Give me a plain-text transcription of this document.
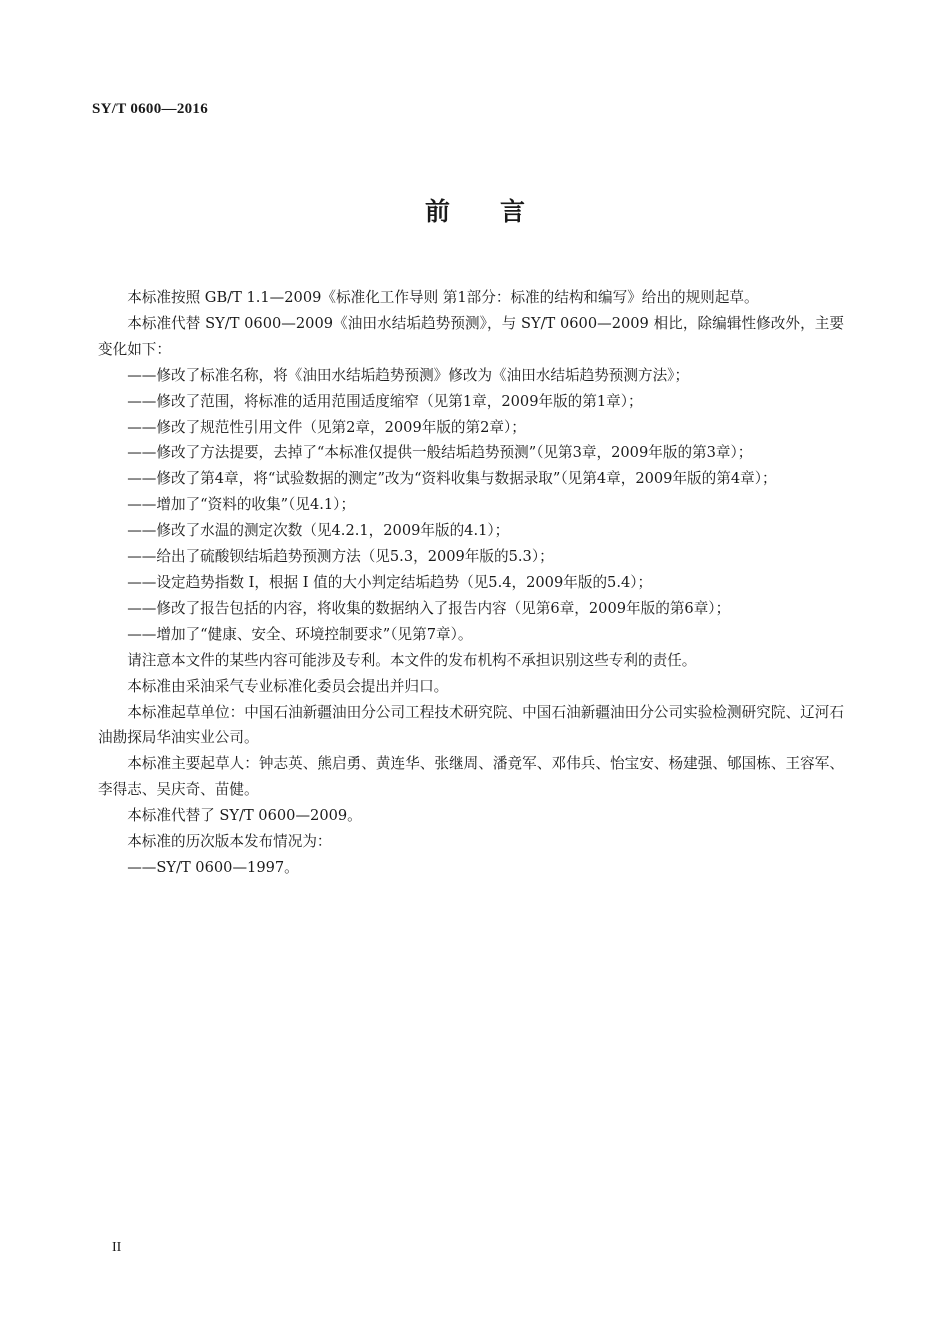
SY/T 0600—2016
前 言

本标准按照 GB/T 1.1—2009《标准化工作导则 第1部分：标准的结构和编写》给出的规则起草。

本标准代替 SY/T 0600—2009《油田水结垢趋势预测》，与 SY/T 0600—2009 相比，除编辑性修改外，主要变化如下：

——修改了标准名称，将《油田水结垢趋势预测》修改为《油田水结垢趋势预测方法》；

——修改了范围，将标准的适用范围适度缩窄（见第1章，2009年版的第1章）；

——修改了规范性引用文件（见第2章，2009年版的第2章）；

——修改了方法提要，去掉了“本标准仅提供一般结垢趋势预测”（见第3章，2009年版的第3章）；

——修改了第4章，将“试验数据的测定”改为“资料收集与数据录取”（见第4章，2009年版的第4章）；

——增加了“资料的收集”（见4.1）；

——修改了水温的测定次数（见4.2.1，2009年版的4.1）；

——给出了硫酸钡结垢趋势预测方法（见5.3，2009年版的5.3）；

——设定趋势指数 I，根据 I 值的大小判定结垢趋势（见5.4，2009年版的5.4）；

——修改了报告包括的内容，将收集的数据纳入了报告内容（见第6章，2009年版的第6章）；

——增加了“健康、安全、环境控制要求”（见第7章）。

请注意本文件的某些内容可能涉及专利。本文件的发布机构不承担识别这些专利的责任。

本标准由采油采气专业标准化委员会提出并归口。

本标准起草单位：中国石油新疆油田分公司工程技术研究院、中国石油新疆油田分公司实验检测研究院、辽河石油勘探局华油实业公司。

本标准主要起草人：钟志英、熊启勇、黄连华、张继周、潘竟军、邓伟兵、怡宝安、杨建强、郇国栋、王容军、李得志、吴庆奇、苗健。

本标准代替了 SY/T 0600—2009。

本标准的历次版本发布情况为：

——SY/T 0600—1997。

II
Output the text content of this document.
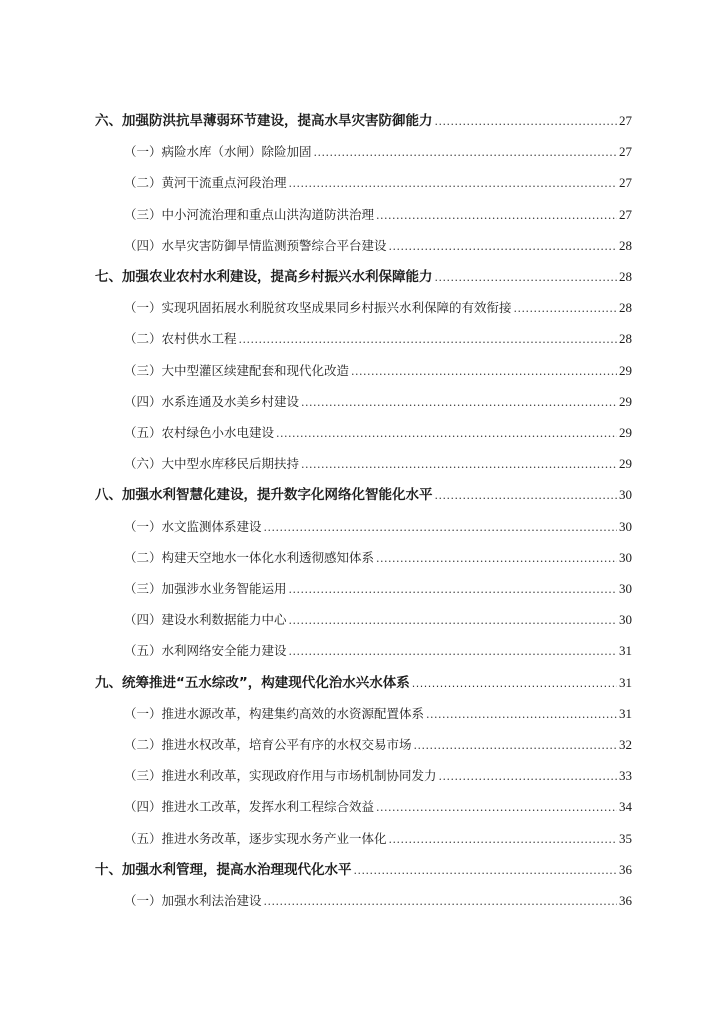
六、加强防洪抗旱薄弱环节建设，提高水旱灾害防御能力 .....	27
（一）病险水库（水闸）除险加固 .....	27
（二）黄河干流重点河段治理 .....	27
（三）中小河流治理和重点山洪沟道防洪治理 .....	27
（四）水旱灾害防御旱情监测预警综合平台建设 .....	28
七、加强农业农村水利建设，提高乡村振兴水利保障能力 .....	28
（一）实现巩固拓展水利脱贫攻坚成果同乡村振兴水利保障的有效衔接 .....	28
（二）农村供水工程 .....	28
（三）大中型灌区续建配套和现代化改造 .....	29
（四）水系连通及水美乡村建设 .....	29
（五）农村绿色小水电建设 .....	29
（六）大中型水库移民后期扶持 .....	29
八、加强水利智慧化建设，提升数字化网络化智能化水平 .....	30
（一）水文监测体系建设 .....	30
（二）构建天空地水一体化水利透彻感知体系 .....	30
（三）加强涉水业务智能运用 .....	30
（四）建设水利数据能力中心 .....	30
（五）水利网络安全能力建设 .....	31
九、统筹推进“五水综改”，构建现代化治水兴水体系 .....	31
（一）推进水源改革，构建集约高效的水资源配置体系 .....	31
（二）推进水权改革，培育公平有序的水权交易市场 .....	32
（三）推进水利改革，实现政府作用与市场机制协同发力 .....	33
（四）推进水工改革，发挥水利工程综合效益 .....	34
（五）推进水务改革，逐步实现水务产业一体化 .....	35
十、加强水利管理，提高水治理现代化水平 .....	36
（一）加强水利法治建设 .....	36
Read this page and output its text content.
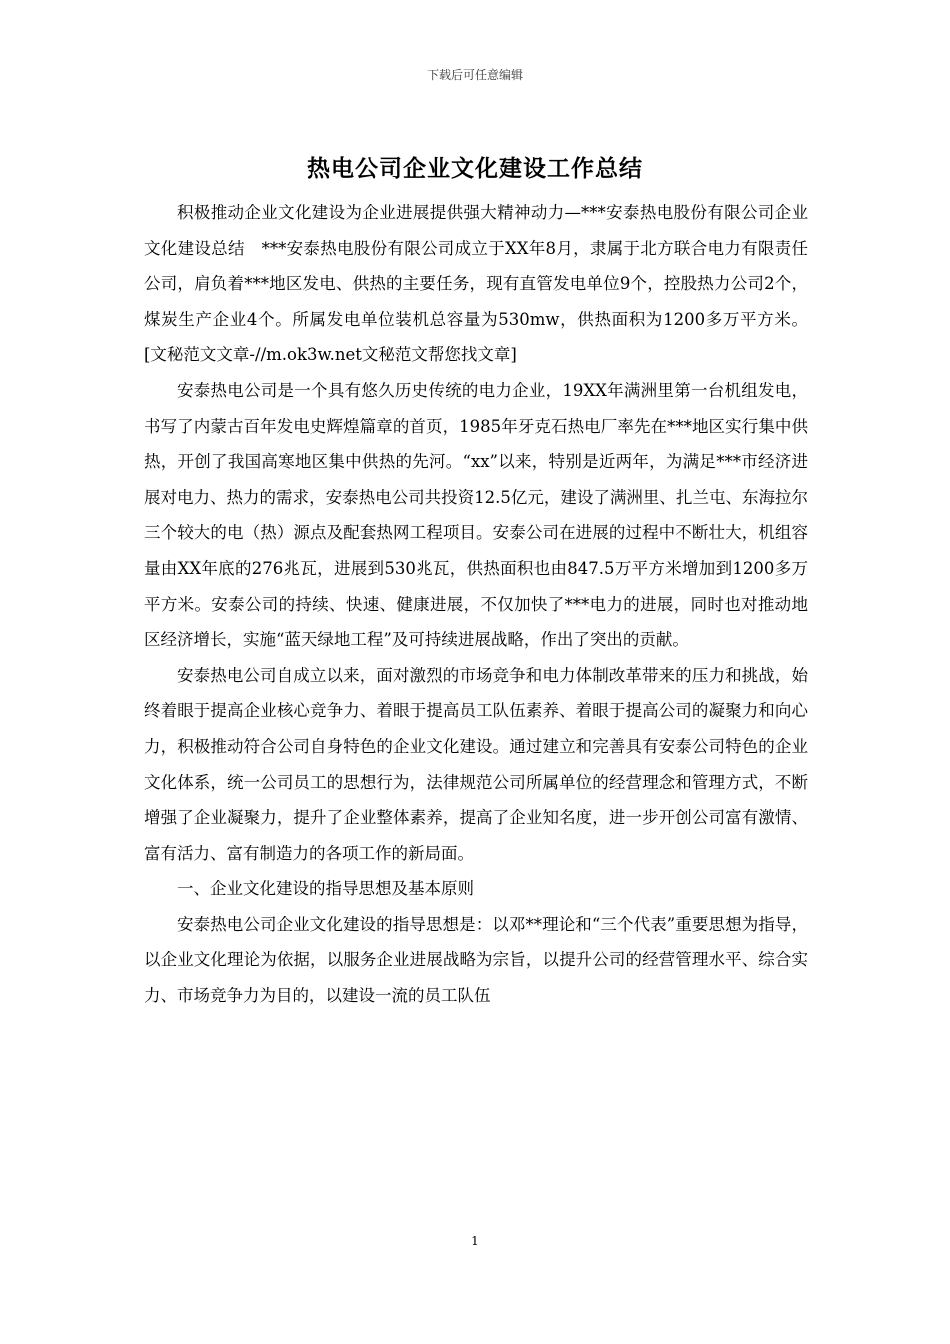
下载后可任意编辑
热电公司企业文化建设工作总结

积极推动企业文化建设为企业进展提供强大精神动力—***安泰热电股份有限公司企业文化建设总结　***安泰热电股份有限公司成立于XX年8月，隶属于北方联合电力有限责任公司，肩负着***地区发电、供热的主要任务，现有直管发电单位9个，控股热力公司2个，煤炭生产企业4个。所属发电单位装机总容量为530mw，供热面积为1200多万平方米。[文秘范文文章-//m.ok3w.net文秘范文帮您找文章]

安泰热电公司是一个具有悠久历史传统的电力企业，19XX年满洲里第一台机组发电，书写了内蒙古百年发电史辉煌篇章的首页，1985年牙克石热电厂率先在***地区实行集中供热，开创了我国高寒地区集中供热的先河。“xx”以来，特别是近两年，为满足***市经济进展对电力、热力的需求，安泰热电公司共投资12.5亿元，建设了满洲里、扎兰屯、东海拉尔三个较大的电（热）源点及配套热网工程项目。安泰公司在进展的过程中不断壮大，机组容量由XX年底的276兆瓦，进展到530兆瓦，供热面积也由847.5万平方米增加到1200多万平方米。安泰公司的持续、快速、健康进展，不仅加快了***电力的进展，同时也对推动地区经济增长，实施“蓝天绿地工程”及可持续进展战略，作出了突出的贡献。

安泰热电公司自成立以来，面对激烈的市场竞争和电力体制改革带来的压力和挑战，始终着眼于提高企业核心竞争力、着眼于提高员工队伍素养、着眼于提高公司的凝聚力和向心力，积极推动符合公司自身特色的企业文化建设。通过建立和完善具有安泰公司特色的企业文化体系，统一公司员工的思想行为，法律规范公司所属单位的经营理念和管理方式，不断增强了企业凝聚力，提升了企业整体素养，提高了企业知名度，进一步开创公司富有激情、富有活力、富有制造力的各项工作的新局面。

一、企业文化建设的指导思想及基本原则

安泰热电公司企业文化建设的指导思想是：以邓**理论和“三个代表”重要思想为指导，以企业文化理论为依据，以服务企业进展战略为宗旨，以提升公司的经营管理水平、综合实力、市场竞争力为目的，以建设一流的员工队伍

1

WORK TO COMPLETE: With the pictures left out, write out exactly the lines from the line containing "Read this page and output its text content." through the final line.

TASK RESPONSE:
Read this page and output its text content.
下载后可任意编辑
热电公司企业文化建设工作总结

积极推动企业文化建设为企业进展提供强大精神动力—***安泰热电股份有限公司企业文化建设总结　***安泰热电股份有限公司成立于XX年8月，隶属于北方联合电力有限责任公司，肩负着***地区发电、供热的主要任务，现有直管发电单位9个，控股热力公司2个，煤炭生产企业4个。所属发电单位装机总容量为530mw，供热面积为1200多万平方米。[文秘范文文章-//m.ok3w.net文秘范文帮您找文章]

安泰热电公司是一个具有悠久历史传统的电力企业，19XX年满洲里第一台机组发电，书写了内蒙古百年发电史辉煌篇章的首页，1985年牙克石热电厂率先在***地区实行集中供热，开创了我国高寒地区集中供热的先河。“xx”以来，特别是近两年，为满足***市经济进展对电力、热力的需求，安泰热电公司共投资12.5亿元，建设了满洲里、扎兰屯、东海拉尔三个较大的电（热）源点及配套热网工程项目。安泰公司在进展的过程中不断壮大，机组容量由XX年底的276兆瓦，进展到530兆瓦，供热面积也由847.5万平方米增加到1200多万平方米。安泰公司的持续、快速、健康进展，不仅加快了***电力的进展，同时也对推动地区经济增长，实施“蓝天绿地工程”及可持续进展战略，作出了突出的贡献。

安泰热电公司自成立以来，面对激烈的市场竞争和电力体制改革带来的压力和挑战，始终着眼于提高企业核心竞争力、着眼于提高员工队伍素养、着眼于提高公司的凝聚力和向心力，积极推动符合公司自身特色的企业文化建设。通过建立和完善具有安泰公司特色的企业文化体系，统一公司员工的思想行为，法律规范公司所属单位的经营理念和管理方式，不断增强了企业凝聚力，提升了企业整体素养，提高了企业知名度，进一步开创公司富有激情、富有活力、富有制造力的各项工作的新局面。

一、企业文化建设的指导思想及基本原则

安泰热电公司企业文化建设的指导思想是：以邓**理论和“三个代表”重要思想为指导，以企业文化理论为依据，以服务企业进展战略为宗旨，以提升公司的经营管理水平、综合实力、市场竞争力为目的，以建设一流的员工队伍

1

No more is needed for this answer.